=== To be done ===
Track down each line that has the word "name" and copy it.

=== Information provided ===
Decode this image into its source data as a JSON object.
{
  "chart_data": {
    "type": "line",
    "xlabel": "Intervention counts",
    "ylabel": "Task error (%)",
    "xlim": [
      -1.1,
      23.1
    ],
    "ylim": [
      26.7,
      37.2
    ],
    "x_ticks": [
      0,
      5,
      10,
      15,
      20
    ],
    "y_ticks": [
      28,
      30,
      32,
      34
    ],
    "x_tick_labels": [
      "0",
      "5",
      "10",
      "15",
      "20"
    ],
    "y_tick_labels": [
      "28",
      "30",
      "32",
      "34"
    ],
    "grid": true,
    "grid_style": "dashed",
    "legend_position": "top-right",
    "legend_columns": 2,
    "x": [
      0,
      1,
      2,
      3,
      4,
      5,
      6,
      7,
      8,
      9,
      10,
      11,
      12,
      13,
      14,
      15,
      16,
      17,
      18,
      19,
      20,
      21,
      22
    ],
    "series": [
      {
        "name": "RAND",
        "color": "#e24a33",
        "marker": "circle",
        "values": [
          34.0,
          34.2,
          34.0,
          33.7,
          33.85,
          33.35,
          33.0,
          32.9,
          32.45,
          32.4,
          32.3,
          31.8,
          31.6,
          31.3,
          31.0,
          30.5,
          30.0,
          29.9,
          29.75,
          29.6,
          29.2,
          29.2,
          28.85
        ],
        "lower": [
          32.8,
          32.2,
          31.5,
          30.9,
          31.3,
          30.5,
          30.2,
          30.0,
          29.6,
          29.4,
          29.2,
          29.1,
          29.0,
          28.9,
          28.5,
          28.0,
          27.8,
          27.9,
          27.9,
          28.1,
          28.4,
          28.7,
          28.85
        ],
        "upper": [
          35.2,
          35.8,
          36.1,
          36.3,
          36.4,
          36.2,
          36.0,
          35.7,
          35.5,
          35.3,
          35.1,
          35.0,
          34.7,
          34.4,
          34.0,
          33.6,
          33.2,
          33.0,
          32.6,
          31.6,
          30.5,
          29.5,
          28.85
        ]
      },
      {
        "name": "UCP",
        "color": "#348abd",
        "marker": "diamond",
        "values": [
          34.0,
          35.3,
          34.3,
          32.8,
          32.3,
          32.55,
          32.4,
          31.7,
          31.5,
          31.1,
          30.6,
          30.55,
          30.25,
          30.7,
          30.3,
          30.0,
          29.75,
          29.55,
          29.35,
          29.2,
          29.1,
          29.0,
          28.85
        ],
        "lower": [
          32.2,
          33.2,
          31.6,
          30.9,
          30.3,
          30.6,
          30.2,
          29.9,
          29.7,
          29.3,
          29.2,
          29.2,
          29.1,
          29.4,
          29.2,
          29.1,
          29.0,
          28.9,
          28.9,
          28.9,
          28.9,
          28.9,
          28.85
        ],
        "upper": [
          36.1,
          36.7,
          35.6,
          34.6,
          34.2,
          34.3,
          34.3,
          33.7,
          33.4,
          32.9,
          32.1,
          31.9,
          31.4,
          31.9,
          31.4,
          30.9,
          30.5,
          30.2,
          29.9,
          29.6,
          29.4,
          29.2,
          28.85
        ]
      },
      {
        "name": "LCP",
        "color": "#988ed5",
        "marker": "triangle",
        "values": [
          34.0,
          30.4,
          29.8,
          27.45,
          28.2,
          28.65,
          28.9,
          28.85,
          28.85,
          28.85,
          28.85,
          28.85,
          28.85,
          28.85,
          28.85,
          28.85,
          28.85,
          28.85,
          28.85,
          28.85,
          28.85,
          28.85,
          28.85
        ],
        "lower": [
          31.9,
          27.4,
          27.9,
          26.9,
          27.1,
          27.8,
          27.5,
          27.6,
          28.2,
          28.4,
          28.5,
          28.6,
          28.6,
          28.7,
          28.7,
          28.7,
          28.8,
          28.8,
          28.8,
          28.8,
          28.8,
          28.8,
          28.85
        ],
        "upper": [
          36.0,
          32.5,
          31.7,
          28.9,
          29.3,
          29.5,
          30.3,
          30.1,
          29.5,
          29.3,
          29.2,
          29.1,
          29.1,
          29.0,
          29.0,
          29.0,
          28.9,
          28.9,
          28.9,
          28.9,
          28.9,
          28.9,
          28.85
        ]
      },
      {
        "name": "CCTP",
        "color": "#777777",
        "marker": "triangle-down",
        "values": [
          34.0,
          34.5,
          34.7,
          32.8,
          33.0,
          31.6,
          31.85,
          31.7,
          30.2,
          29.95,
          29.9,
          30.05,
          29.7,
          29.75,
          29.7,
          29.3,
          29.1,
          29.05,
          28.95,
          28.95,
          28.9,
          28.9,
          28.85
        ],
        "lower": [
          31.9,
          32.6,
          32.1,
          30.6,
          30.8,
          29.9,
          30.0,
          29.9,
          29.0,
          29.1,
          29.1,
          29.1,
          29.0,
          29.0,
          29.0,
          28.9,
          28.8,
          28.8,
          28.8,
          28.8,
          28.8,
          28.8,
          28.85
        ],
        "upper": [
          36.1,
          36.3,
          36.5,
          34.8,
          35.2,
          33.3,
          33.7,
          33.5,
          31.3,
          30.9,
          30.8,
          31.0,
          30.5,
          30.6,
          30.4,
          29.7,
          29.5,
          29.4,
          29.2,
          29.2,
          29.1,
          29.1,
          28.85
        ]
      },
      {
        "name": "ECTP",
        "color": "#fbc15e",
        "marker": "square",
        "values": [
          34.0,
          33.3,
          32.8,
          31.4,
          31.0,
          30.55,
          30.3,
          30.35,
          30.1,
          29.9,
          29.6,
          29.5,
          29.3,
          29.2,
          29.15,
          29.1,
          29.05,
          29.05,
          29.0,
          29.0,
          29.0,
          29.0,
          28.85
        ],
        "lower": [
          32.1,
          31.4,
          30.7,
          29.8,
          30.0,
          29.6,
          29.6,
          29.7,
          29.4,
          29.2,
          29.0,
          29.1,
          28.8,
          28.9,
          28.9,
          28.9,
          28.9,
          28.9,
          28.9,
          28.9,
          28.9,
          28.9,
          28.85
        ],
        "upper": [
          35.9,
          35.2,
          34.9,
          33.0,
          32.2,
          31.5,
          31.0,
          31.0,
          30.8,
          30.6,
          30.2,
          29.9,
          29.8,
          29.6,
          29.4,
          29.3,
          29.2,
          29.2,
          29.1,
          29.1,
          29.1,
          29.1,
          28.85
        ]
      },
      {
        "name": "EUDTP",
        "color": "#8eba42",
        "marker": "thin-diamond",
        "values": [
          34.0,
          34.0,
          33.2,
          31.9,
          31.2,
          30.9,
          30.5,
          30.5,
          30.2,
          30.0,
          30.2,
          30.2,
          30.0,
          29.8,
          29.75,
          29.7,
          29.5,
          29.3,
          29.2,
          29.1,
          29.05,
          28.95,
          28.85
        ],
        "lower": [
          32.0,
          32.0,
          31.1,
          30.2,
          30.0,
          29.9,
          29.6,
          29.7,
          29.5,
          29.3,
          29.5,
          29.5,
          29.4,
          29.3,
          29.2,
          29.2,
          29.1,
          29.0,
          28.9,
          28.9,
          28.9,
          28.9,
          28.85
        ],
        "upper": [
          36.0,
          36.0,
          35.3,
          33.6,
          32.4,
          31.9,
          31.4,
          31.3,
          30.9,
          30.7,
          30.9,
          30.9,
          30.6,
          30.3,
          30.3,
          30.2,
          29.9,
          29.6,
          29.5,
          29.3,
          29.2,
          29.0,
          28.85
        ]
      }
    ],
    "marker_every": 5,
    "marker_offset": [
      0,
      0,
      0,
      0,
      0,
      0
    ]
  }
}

=== Output for this task ===
        "name": "RAND",
        "name": "UCP",
        "name": "LCP",
        "name": "CCTP",
        "name": "ECTP",
        "name": "EUDTP",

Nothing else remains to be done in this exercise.